▸ DIRECTIVE: Transcribe the records exactly. Pictures do not belong in the transcription.

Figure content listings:
########################################
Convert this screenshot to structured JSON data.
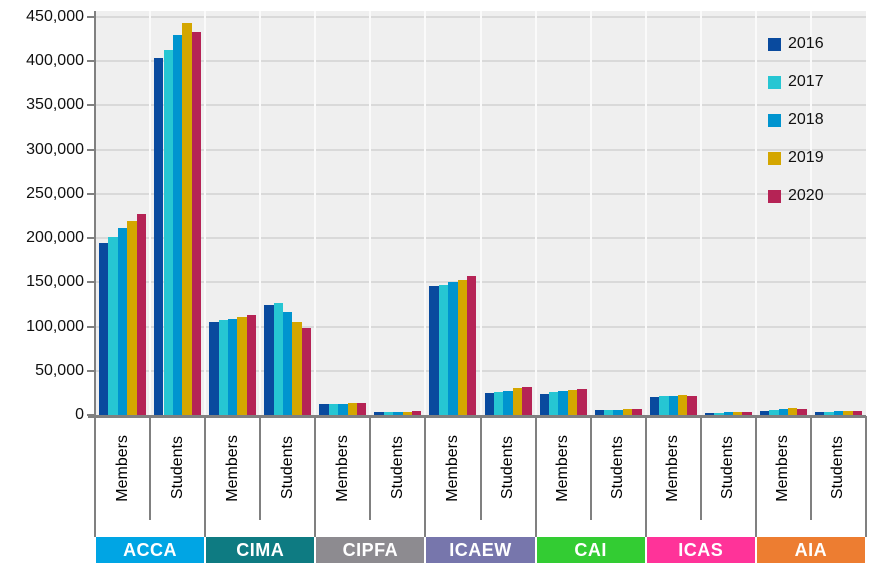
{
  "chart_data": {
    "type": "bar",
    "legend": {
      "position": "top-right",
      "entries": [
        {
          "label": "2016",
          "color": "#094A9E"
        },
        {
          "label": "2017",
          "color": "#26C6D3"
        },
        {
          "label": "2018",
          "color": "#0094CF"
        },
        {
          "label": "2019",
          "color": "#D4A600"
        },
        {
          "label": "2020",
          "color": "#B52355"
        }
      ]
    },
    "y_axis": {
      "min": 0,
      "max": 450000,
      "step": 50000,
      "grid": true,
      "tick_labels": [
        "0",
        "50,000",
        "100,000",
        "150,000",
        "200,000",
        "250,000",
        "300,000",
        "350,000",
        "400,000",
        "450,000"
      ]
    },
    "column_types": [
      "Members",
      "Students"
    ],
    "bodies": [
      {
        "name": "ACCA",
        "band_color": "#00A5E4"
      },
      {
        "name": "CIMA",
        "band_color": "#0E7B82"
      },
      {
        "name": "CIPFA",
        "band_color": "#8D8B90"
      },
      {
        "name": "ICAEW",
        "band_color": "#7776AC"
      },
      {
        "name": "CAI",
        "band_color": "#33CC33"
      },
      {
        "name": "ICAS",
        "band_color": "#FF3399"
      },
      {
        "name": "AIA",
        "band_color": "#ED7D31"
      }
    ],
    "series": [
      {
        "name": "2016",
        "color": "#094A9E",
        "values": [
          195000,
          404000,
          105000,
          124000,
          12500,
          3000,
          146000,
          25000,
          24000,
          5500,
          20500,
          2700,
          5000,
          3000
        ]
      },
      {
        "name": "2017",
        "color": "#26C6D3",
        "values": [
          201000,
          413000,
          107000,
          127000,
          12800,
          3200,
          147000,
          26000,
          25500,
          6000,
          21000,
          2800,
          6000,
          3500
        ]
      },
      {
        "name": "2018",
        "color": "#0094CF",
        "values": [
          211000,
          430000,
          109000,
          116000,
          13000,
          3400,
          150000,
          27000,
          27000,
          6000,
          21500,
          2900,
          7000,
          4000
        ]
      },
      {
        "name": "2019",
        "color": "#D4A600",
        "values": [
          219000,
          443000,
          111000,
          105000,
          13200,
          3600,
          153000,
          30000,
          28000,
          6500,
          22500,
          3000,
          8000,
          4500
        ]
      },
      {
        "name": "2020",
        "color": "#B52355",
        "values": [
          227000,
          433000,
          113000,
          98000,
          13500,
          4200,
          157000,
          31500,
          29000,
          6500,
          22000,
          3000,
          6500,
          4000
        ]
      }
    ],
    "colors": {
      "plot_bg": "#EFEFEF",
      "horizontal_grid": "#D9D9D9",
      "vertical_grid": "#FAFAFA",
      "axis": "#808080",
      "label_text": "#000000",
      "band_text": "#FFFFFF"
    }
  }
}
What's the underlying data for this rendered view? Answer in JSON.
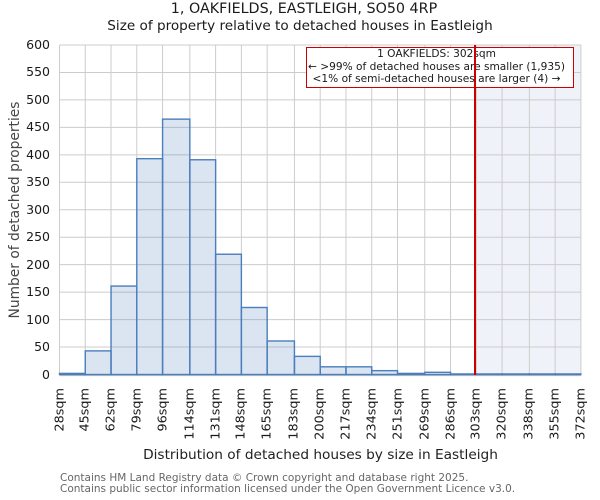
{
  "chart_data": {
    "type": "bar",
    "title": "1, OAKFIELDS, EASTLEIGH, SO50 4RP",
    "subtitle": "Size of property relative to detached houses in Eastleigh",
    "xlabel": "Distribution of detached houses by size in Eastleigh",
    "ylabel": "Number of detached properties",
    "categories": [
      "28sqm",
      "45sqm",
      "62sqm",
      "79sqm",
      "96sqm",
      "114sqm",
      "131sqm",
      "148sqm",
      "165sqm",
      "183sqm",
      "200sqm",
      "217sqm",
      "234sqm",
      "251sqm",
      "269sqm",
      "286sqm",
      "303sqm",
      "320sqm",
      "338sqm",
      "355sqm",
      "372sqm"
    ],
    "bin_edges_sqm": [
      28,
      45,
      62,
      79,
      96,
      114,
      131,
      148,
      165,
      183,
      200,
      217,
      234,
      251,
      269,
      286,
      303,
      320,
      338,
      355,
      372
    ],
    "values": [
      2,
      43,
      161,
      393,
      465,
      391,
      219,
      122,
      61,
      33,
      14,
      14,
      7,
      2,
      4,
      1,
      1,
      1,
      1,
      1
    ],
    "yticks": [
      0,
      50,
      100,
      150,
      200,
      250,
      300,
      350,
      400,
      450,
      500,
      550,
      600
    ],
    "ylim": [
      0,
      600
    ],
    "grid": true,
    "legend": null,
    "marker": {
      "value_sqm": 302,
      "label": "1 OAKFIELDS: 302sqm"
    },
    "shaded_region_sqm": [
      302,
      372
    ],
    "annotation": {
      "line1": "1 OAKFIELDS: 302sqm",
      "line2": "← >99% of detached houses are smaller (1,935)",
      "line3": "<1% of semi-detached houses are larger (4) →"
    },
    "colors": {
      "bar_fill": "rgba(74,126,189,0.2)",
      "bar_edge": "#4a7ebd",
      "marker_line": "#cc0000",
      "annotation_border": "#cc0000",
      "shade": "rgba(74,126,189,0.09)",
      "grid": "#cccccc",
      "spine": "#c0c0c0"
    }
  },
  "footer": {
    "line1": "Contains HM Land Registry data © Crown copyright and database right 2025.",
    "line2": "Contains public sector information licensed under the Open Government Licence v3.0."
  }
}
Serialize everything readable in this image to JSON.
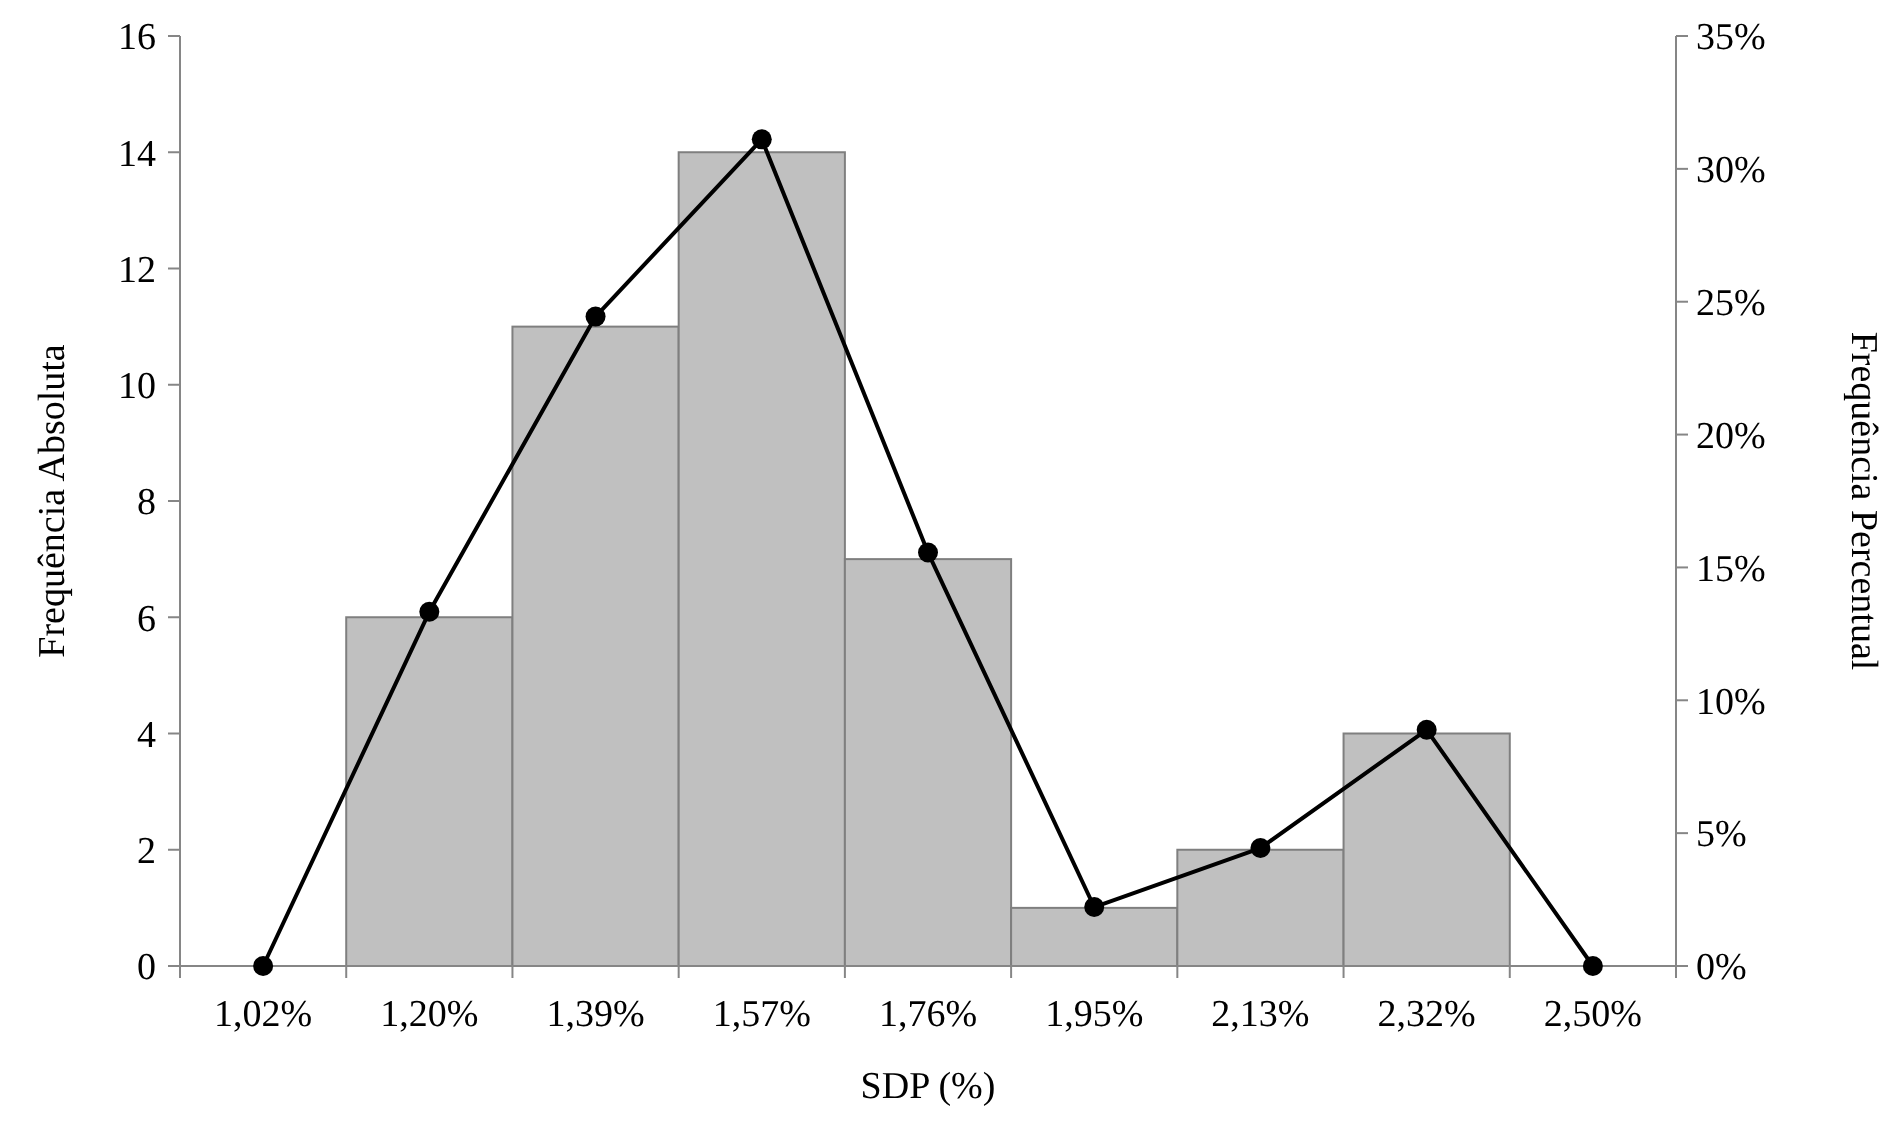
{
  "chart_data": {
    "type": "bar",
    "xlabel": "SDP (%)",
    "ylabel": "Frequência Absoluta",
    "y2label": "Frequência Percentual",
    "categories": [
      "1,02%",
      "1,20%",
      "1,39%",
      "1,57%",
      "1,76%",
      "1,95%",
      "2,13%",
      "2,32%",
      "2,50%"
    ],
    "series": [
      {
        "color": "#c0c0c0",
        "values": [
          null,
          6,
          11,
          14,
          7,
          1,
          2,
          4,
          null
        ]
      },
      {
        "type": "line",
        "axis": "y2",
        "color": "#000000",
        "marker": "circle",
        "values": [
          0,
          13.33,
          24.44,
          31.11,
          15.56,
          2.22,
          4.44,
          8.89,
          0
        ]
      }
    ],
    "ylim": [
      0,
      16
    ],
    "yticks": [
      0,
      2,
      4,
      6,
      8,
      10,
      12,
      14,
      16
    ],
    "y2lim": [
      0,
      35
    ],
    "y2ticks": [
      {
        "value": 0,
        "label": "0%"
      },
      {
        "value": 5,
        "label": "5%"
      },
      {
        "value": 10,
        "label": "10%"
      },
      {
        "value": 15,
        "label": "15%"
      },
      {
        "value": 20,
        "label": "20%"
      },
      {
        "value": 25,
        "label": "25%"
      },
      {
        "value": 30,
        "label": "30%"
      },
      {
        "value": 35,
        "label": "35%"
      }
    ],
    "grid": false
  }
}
########################################
▸ TASK SOLUTION:
Convert this screenshot to structured JSON data.
{
  "chart_data": {
    "type": "bar",
    "legend": {
      "position": "top-right",
      "entries": [
        {
          "label": "2016",
          "color": "#094A9E"
        },
        {
          "label": "2017",
          "color": "#26C6D3"
        },
        {
          "label": "2018",
          "color": "#0094CF"
        },
        {
          "label": "2019",
          "color": "#D4A600"
        },
        {
          "label": "2020",
          "color": "#B52355"
        }
      ]
    },
    "y_axis": {
      "min": 0,
      "max": 450000,
      "step": 50000,
      "grid": true,
      "tick_labels": [
        "0",
        "50,000",
        "100,000",
        "150,000",
        "200,000",
        "250,000",
        "300,000",
        "350,000",
        "400,000",
        "450,000"
      ]
    },
    "column_types": [
      "Members",
      "Students"
    ],
    "bodies": [
      {
        "name": "ACCA",
        "band_color": "#00A5E4"
      },
      {
        "name": "CIMA",
        "band_color": "#0E7B82"
      },
      {
        "name": "CIPFA",
        "band_color": "#8D8B90"
      },
      {
        "name": "ICAEW",
        "band_color": "#7776AC"
      },
      {
        "name": "CAI",
        "band_color": "#33CC33"
      },
      {
        "name": "ICAS",
        "band_color": "#FF3399"
      },
      {
        "name": "AIA",
        "band_color": "#ED7D31"
      }
    ],
    "series": [
      {
        "name": "2016",
        "color": "#094A9E",
        "values": [
          195000,
          404000,
          105000,
          124000,
          12500,
          3000,
          146000,
          25000,
          24000,
          5500,
          20500,
          2700,
          5000,
          3000
        ]
      },
      {
        "name": "2017",
        "color": "#26C6D3",
        "values": [
          201000,
          413000,
          107000,
          127000,
          12800,
          3200,
          147000,
          26000,
          25500,
          6000,
          21000,
          2800,
          6000,
          3500
        ]
      },
      {
        "name": "2018",
        "color": "#0094CF",
        "values": [
          211000,
          430000,
          109000,
          116000,
          13000,
          3400,
          150000,
          27000,
          27000,
          6000,
          21500,
          2900,
          7000,
          4000
        ]
      },
      {
        "name": "2019",
        "color": "#D4A600",
        "values": [
          219000,
          443000,
          111000,
          105000,
          13200,
          3600,
          153000,
          30000,
          28000,
          6500,
          22500,
          3000,
          8000,
          4500
        ]
      },
      {
        "name": "2020",
        "color": "#B52355",
        "values": [
          227000,
          433000,
          113000,
          98000,
          13500,
          4200,
          157000,
          31500,
          29000,
          6500,
          22000,
          3000,
          6500,
          4000
        ]
      }
    ],
    "colors": {
      "plot_bg": "#EFEFEF",
      "horizontal_grid": "#D9D9D9",
      "vertical_grid": "#FAFAFA",
      "axis": "#808080",
      "label_text": "#000000",
      "band_text": "#FFFFFF"
    }
  }
}
What's the underlying data for this rendered view? Answer in JSON.
{
  "chart_data": {
    "type": "bar",
    "title": "1, OAKFIELDS, EASTLEIGH, SO50 4RP",
    "subtitle": "Size of property relative to detached houses in Eastleigh",
    "xlabel": "Distribution of detached houses by size in Eastleigh",
    "ylabel": "Number of detached properties",
    "categories": [
      "28sqm",
      "45sqm",
      "62sqm",
      "79sqm",
      "96sqm",
      "114sqm",
      "131sqm",
      "148sqm",
      "165sqm",
      "183sqm",
      "200sqm",
      "217sqm",
      "234sqm",
      "251sqm",
      "269sqm",
      "286sqm",
      "303sqm",
      "320sqm",
      "338sqm",
      "355sqm",
      "372sqm"
    ],
    "bin_edges_sqm": [
      28,
      45,
      62,
      79,
      96,
      114,
      131,
      148,
      165,
      183,
      200,
      217,
      234,
      251,
      269,
      286,
      303,
      320,
      338,
      355,
      372
    ],
    "values": [
      2,
      43,
      161,
      393,
      465,
      391,
      219,
      122,
      61,
      33,
      14,
      14,
      7,
      2,
      4,
      1,
      1,
      1,
      1,
      1
    ],
    "yticks": [
      0,
      50,
      100,
      150,
      200,
      250,
      300,
      350,
      400,
      450,
      500,
      550,
      600
    ],
    "ylim": [
      0,
      600
    ],
    "grid": true,
    "legend": null,
    "marker": {
      "value_sqm": 302,
      "label": "1 OAKFIELDS: 302sqm"
    },
    "shaded_region_sqm": [
      302,
      372
    ],
    "annotation": {
      "line1": "1 OAKFIELDS: 302sqm",
      "line2": "← >99% of detached houses are smaller (1,935)",
      "line3": "<1% of semi-detached houses are larger (4) →"
    },
    "colors": {
      "bar_fill": "rgba(74,126,189,0.2)",
      "bar_edge": "#4a7ebd",
      "marker_line": "#cc0000",
      "annotation_border": "#cc0000",
      "shade": "rgba(74,126,189,0.09)",
      "grid": "#cccccc",
      "spine": "#c0c0c0"
    }
  },
  "footer": {
    "line1": "Contains HM Land Registry data © Crown copyright and database right 2025.",
    "line2": "Contains public sector information licensed under the Open Government Licence v3.0."
  }
}
Serialize everything readable in this image to JSON.
{
  "chart_data": {
    "type": "bar",
    "xlabel": "SDP (%)",
    "ylabel": "Frequência Absoluta",
    "y2label": "Frequência Percentual",
    "categories": [
      "1,02%",
      "1,20%",
      "1,39%",
      "1,57%",
      "1,76%",
      "1,95%",
      "2,13%",
      "2,32%",
      "2,50%"
    ],
    "series": [
      {
        "color": "#c0c0c0",
        "values": [
          null,
          6,
          11,
          14,
          7,
          1,
          2,
          4,
          null
        ]
      },
      {
        "type": "line",
        "axis": "y2",
        "color": "#000000",
        "marker": "circle",
        "values": [
          0,
          13.33,
          24.44,
          31.11,
          15.56,
          2.22,
          4.44,
          8.89,
          0
        ]
      }
    ],
    "ylim": [
      0,
      16
    ],
    "yticks": [
      0,
      2,
      4,
      6,
      8,
      10,
      12,
      14,
      16
    ],
    "y2lim": [
      0,
      35
    ],
    "y2ticks": [
      {
        "value": 0,
        "label": "0%"
      },
      {
        "value": 5,
        "label": "5%"
      },
      {
        "value": 10,
        "label": "10%"
      },
      {
        "value": 15,
        "label": "15%"
      },
      {
        "value": 20,
        "label": "20%"
      },
      {
        "value": 25,
        "label": "25%"
      },
      {
        "value": 30,
        "label": "30%"
      },
      {
        "value": 35,
        "label": "35%"
      }
    ],
    "grid": false
  }
}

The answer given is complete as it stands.